**The task**: Reading the listing below, count the lines that contain the word "monitoring" and give that count alone.

Rows from a dataset:

* START *

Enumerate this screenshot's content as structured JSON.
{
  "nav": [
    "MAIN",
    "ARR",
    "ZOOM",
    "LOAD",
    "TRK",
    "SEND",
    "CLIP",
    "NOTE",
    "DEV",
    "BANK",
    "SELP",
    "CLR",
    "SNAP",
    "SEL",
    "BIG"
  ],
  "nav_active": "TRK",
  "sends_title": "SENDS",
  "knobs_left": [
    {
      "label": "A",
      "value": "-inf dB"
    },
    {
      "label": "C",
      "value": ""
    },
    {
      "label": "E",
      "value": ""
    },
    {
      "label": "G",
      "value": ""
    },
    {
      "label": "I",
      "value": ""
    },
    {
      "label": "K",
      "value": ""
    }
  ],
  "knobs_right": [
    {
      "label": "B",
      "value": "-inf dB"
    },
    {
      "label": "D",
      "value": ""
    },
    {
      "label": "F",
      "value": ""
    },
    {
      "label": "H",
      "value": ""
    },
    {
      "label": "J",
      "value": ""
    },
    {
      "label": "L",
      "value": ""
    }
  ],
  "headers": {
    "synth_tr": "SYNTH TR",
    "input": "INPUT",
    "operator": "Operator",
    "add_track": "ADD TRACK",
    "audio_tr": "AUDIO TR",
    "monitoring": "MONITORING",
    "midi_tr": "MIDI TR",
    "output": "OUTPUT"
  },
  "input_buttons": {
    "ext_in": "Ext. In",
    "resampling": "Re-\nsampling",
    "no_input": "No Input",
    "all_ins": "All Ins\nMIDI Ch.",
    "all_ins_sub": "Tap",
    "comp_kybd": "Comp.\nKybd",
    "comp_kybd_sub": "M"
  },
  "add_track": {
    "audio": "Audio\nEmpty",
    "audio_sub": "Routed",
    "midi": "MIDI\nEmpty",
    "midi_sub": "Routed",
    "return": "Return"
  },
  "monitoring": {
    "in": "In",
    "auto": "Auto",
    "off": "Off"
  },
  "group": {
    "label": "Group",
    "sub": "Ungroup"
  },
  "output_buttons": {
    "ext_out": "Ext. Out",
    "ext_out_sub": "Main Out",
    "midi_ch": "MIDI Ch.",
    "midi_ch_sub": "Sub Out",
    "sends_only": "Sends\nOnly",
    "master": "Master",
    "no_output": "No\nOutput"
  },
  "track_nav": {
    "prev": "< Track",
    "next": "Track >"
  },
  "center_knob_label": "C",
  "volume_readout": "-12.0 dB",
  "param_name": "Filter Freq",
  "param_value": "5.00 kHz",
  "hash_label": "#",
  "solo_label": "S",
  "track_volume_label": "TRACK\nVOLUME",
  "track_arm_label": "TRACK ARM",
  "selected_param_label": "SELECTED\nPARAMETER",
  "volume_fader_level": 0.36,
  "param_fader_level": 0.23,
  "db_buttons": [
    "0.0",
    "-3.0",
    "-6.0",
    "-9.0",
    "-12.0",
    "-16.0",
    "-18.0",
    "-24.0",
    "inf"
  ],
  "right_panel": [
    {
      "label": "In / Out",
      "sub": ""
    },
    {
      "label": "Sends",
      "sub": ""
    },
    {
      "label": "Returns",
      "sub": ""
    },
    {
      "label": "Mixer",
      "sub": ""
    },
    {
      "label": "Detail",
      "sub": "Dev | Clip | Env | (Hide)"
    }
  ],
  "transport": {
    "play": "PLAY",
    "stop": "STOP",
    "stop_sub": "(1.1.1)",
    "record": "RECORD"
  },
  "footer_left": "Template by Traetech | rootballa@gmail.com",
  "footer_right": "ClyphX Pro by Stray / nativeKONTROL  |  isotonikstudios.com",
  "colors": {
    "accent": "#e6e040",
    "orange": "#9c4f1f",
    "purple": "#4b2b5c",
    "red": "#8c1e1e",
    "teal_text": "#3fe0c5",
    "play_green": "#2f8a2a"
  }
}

* END *

**Task solution**: 2